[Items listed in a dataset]
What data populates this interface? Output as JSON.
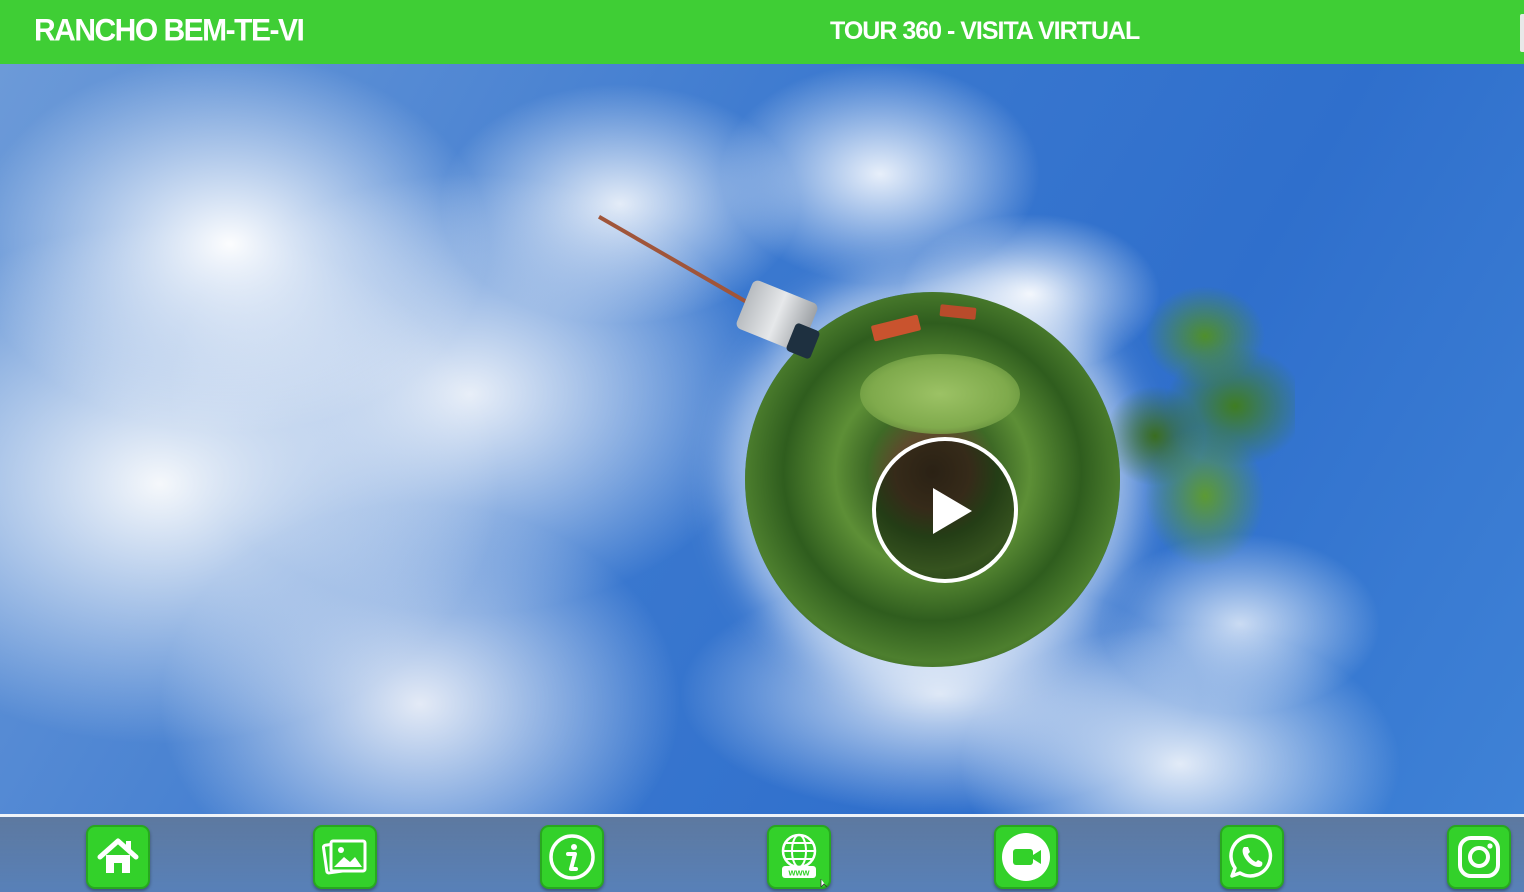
{
  "header": {
    "brand": "RANCHO BEM-TE-VI",
    "title": "TOUR 360 - VISITA VIRTUAL",
    "bar_color": "#3fce35"
  },
  "viewer": {
    "play_icon": "play-icon"
  },
  "toolbar": {
    "button_color": "#33d12a",
    "buttons": [
      {
        "name": "home-button",
        "icon": "home-icon"
      },
      {
        "name": "gallery-button",
        "icon": "photo-gallery-icon"
      },
      {
        "name": "info-button",
        "icon": "info-icon"
      },
      {
        "name": "website-button",
        "icon": "globe-www-icon",
        "label": "www"
      },
      {
        "name": "video-button",
        "icon": "video-camera-icon"
      },
      {
        "name": "whatsapp-button",
        "icon": "whatsapp-icon"
      },
      {
        "name": "instagram-button",
        "icon": "instagram-icon"
      }
    ]
  }
}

▸ **Objective**
Sift through the entries and copy every line with "instagram".

▸ **Correct output**
        "name": "instagram-button",
        "icon": "instagram-icon"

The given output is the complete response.